What the task requires> All the data should come back exactly as it was given.

Dataset records
— start —

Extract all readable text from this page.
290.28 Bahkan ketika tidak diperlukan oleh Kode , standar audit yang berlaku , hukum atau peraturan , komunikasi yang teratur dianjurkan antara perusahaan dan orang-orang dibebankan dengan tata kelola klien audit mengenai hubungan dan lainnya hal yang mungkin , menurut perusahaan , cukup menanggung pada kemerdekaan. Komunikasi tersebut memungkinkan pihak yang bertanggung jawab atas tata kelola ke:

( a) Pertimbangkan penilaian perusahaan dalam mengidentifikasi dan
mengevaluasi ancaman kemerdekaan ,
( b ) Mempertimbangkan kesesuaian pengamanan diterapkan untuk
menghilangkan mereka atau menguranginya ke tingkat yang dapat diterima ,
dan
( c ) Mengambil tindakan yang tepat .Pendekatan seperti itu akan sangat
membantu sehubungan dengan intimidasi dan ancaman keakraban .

— end —

Answer to this problem>
Extract all readable text from this page.
290.28 Bahkan ketika tidak diperlukan oleh Kode , standar audit yang berlaku , hukum atau peraturan , komunikasi yang teratur dianjurkan antara perusahaan dan orang-orang dibebankan dengan tata kelola klien audit mengenai hubungan dan lainnya hal yang mungkin , menurut perusahaan , cukup menanggung pada kemerdekaan. Komunikasi tersebut memungkinkan pihak yang bertanggung jawab atas tata kelola ke:

( a) Pertimbangkan penilaian perusahaan dalam mengidentifikasi dan
mengevaluasi ancaman kemerdekaan ,
( b ) Mempertimbangkan kesesuaian pengamanan diterapkan untuk
menghilangkan mereka atau menguranginya ke tingkat yang dapat diterima ,
dan
( c ) Mengambil tindakan yang tepat .Pendekatan seperti itu akan sangat
membantu sehubungan dengan intimidasi dan ancaman keakraban .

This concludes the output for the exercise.